** What you are asked to do **
Print every entry, word for word, and skip the images.

Figure data in JSON:
○ ○ ○ ○

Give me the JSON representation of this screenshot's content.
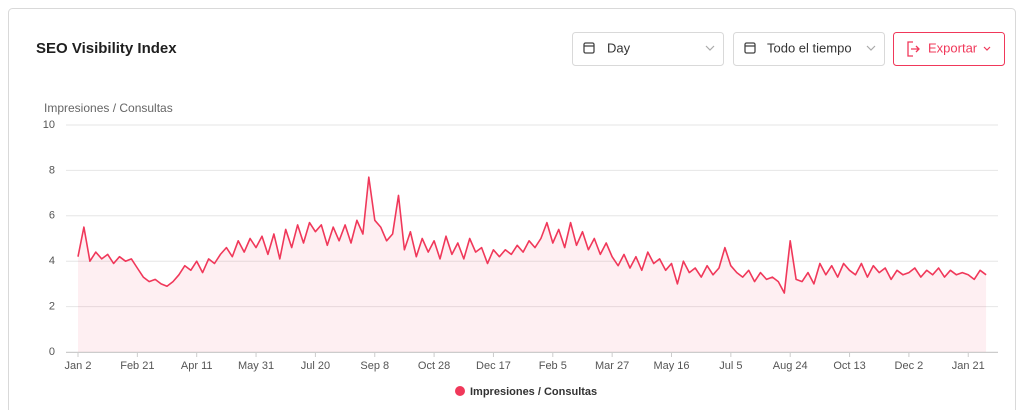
{
  "header": {
    "title": "SEO Visibility Index",
    "controls": [
      "Day",
      "Todo el tiempo"
    ],
    "export": "Exportar"
  },
  "chart_data": {
    "type": "line",
    "y_label": "Impresiones / Consultas",
    "categories": [
      "Jan 2",
      null,
      null,
      null,
      null,
      null,
      null,
      null,
      null,
      null,
      "Feb 21",
      null,
      null,
      null,
      null,
      null,
      null,
      null,
      null,
      null,
      "Apr 11",
      null,
      null,
      null,
      null,
      null,
      null,
      null,
      null,
      null,
      "May 31",
      null,
      null,
      null,
      null,
      null,
      null,
      null,
      null,
      null,
      "Jul 20",
      null,
      null,
      null,
      null,
      null,
      null,
      null,
      null,
      null,
      "Sep 8",
      null,
      null,
      null,
      null,
      null,
      null,
      null,
      null,
      null,
      "Oct 28",
      null,
      null,
      null,
      null,
      null,
      null,
      null,
      null,
      null,
      "Dec 17",
      null,
      null,
      null,
      null,
      null,
      null,
      null,
      null,
      null,
      "Feb 5",
      null,
      null,
      null,
      null,
      null,
      null,
      null,
      null,
      null,
      "Mar 27",
      null,
      null,
      null,
      null,
      null,
      null,
      null,
      null,
      null,
      "May 16",
      null,
      null,
      null,
      null,
      null,
      null,
      null,
      null,
      null,
      "Jul 5",
      null,
      null,
      null,
      null,
      null,
      null,
      null,
      null,
      null,
      "Aug 24",
      null,
      null,
      null,
      null,
      null,
      null,
      null,
      null,
      null,
      "Oct 13",
      null,
      null,
      null,
      null,
      null,
      null,
      null,
      null,
      null,
      "Dec 2",
      null,
      null,
      null,
      null,
      null,
      null,
      null,
      null,
      null,
      "Jan 21",
      null,
      null,
      null
    ],
    "series": [
      {
        "name": "Impresiones / Consultas",
        "color": "#f0385a",
        "values": [
          4.2,
          5.5,
          4.0,
          4.4,
          4.1,
          4.3,
          3.9,
          4.2,
          4.0,
          4.1,
          3.7,
          3.3,
          3.1,
          3.2,
          3.0,
          2.9,
          3.1,
          3.4,
          3.8,
          3.6,
          4.0,
          3.5,
          4.1,
          3.9,
          4.3,
          4.6,
          4.2,
          4.9,
          4.4,
          5.0,
          4.6,
          5.1,
          4.3,
          5.2,
          4.1,
          5.4,
          4.6,
          5.6,
          4.8,
          5.7,
          5.3,
          5.6,
          4.7,
          5.5,
          4.9,
          5.6,
          4.8,
          5.8,
          5.2,
          7.7,
          5.8,
          5.5,
          4.9,
          5.2,
          6.9,
          4.5,
          5.3,
          4.2,
          5.0,
          4.4,
          4.9,
          4.1,
          5.1,
          4.3,
          4.8,
          4.1,
          5.0,
          4.4,
          4.6,
          3.9,
          4.5,
          4.2,
          4.5,
          4.3,
          4.7,
          4.4,
          4.9,
          4.6,
          5.0,
          5.7,
          4.8,
          5.4,
          4.6,
          5.7,
          4.7,
          5.3,
          4.5,
          5.0,
          4.3,
          4.8,
          4.2,
          3.8,
          4.3,
          3.7,
          4.2,
          3.6,
          4.4,
          3.9,
          4.1,
          3.6,
          3.9,
          3.0,
          4.0,
          3.5,
          3.7,
          3.3,
          3.8,
          3.4,
          3.7,
          4.6,
          3.8,
          3.5,
          3.3,
          3.6,
          3.1,
          3.5,
          3.2,
          3.3,
          3.1,
          2.6,
          4.9,
          3.2,
          3.1,
          3.5,
          3.0,
          3.9,
          3.4,
          3.8,
          3.3,
          3.9,
          3.6,
          3.4,
          3.9,
          3.3,
          3.8,
          3.5,
          3.7,
          3.2,
          3.6,
          3.4,
          3.5,
          3.7,
          3.3,
          3.6,
          3.4,
          3.7,
          3.3,
          3.6,
          3.4,
          3.5,
          3.4,
          3.2,
          3.6,
          3.4
        ]
      }
    ],
    "ylim": [
      0,
      10
    ],
    "yticks": [
      0,
      2,
      4,
      6,
      8,
      10
    ],
    "grid": true
  }
}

○ ○ ○ ○

** The output **
Give me the JSON representation of this screenshot's content.
{
  "header": {
    "title": "SEO Visibility Index",
    "controls": [
      "Day",
      "Todo el tiempo"
    ],
    "export": "Exportar"
  },
  "chart_data": {
    "type": "line",
    "y_label": "Impresiones / Consultas",
    "categories": [
      "Jan 2",
      null,
      null,
      null,
      null,
      null,
      null,
      null,
      null,
      null,
      "Feb 21",
      null,
      null,
      null,
      null,
      null,
      null,
      null,
      null,
      null,
      "Apr 11",
      null,
      null,
      null,
      null,
      null,
      null,
      null,
      null,
      null,
      "May 31",
      null,
      null,
      null,
      null,
      null,
      null,
      null,
      null,
      null,
      "Jul 20",
      null,
      null,
      null,
      null,
      null,
      null,
      null,
      null,
      null,
      "Sep 8",
      null,
      null,
      null,
      null,
      null,
      null,
      null,
      null,
      null,
      "Oct 28",
      null,
      null,
      null,
      null,
      null,
      null,
      null,
      null,
      null,
      "Dec 17",
      null,
      null,
      null,
      null,
      null,
      null,
      null,
      null,
      null,
      "Feb 5",
      null,
      null,
      null,
      null,
      null,
      null,
      null,
      null,
      null,
      "Mar 27",
      null,
      null,
      null,
      null,
      null,
      null,
      null,
      null,
      null,
      "May 16",
      null,
      null,
      null,
      null,
      null,
      null,
      null,
      null,
      null,
      "Jul 5",
      null,
      null,
      null,
      null,
      null,
      null,
      null,
      null,
      null,
      "Aug 24",
      null,
      null,
      null,
      null,
      null,
      null,
      null,
      null,
      null,
      "Oct 13",
      null,
      null,
      null,
      null,
      null,
      null,
      null,
      null,
      null,
      "Dec 2",
      null,
      null,
      null,
      null,
      null,
      null,
      null,
      null,
      null,
      "Jan 21",
      null,
      null,
      null
    ],
    "series": [
      {
        "name": "Impresiones / Consultas",
        "color": "#f0385a",
        "values": [
          4.2,
          5.5,
          4.0,
          4.4,
          4.1,
          4.3,
          3.9,
          4.2,
          4.0,
          4.1,
          3.7,
          3.3,
          3.1,
          3.2,
          3.0,
          2.9,
          3.1,
          3.4,
          3.8,
          3.6,
          4.0,
          3.5,
          4.1,
          3.9,
          4.3,
          4.6,
          4.2,
          4.9,
          4.4,
          5.0,
          4.6,
          5.1,
          4.3,
          5.2,
          4.1,
          5.4,
          4.6,
          5.6,
          4.8,
          5.7,
          5.3,
          5.6,
          4.7,
          5.5,
          4.9,
          5.6,
          4.8,
          5.8,
          5.2,
          7.7,
          5.8,
          5.5,
          4.9,
          5.2,
          6.9,
          4.5,
          5.3,
          4.2,
          5.0,
          4.4,
          4.9,
          4.1,
          5.1,
          4.3,
          4.8,
          4.1,
          5.0,
          4.4,
          4.6,
          3.9,
          4.5,
          4.2,
          4.5,
          4.3,
          4.7,
          4.4,
          4.9,
          4.6,
          5.0,
          5.7,
          4.8,
          5.4,
          4.6,
          5.7,
          4.7,
          5.3,
          4.5,
          5.0,
          4.3,
          4.8,
          4.2,
          3.8,
          4.3,
          3.7,
          4.2,
          3.6,
          4.4,
          3.9,
          4.1,
          3.6,
          3.9,
          3.0,
          4.0,
          3.5,
          3.7,
          3.3,
          3.8,
          3.4,
          3.7,
          4.6,
          3.8,
          3.5,
          3.3,
          3.6,
          3.1,
          3.5,
          3.2,
          3.3,
          3.1,
          2.6,
          4.9,
          3.2,
          3.1,
          3.5,
          3.0,
          3.9,
          3.4,
          3.8,
          3.3,
          3.9,
          3.6,
          3.4,
          3.9,
          3.3,
          3.8,
          3.5,
          3.7,
          3.2,
          3.6,
          3.4,
          3.5,
          3.7,
          3.3,
          3.6,
          3.4,
          3.7,
          3.3,
          3.6,
          3.4,
          3.5,
          3.4,
          3.2,
          3.6,
          3.4
        ]
      }
    ],
    "ylim": [
      0,
      10
    ],
    "yticks": [
      0,
      2,
      4,
      6,
      8,
      10
    ],
    "grid": true
  }
}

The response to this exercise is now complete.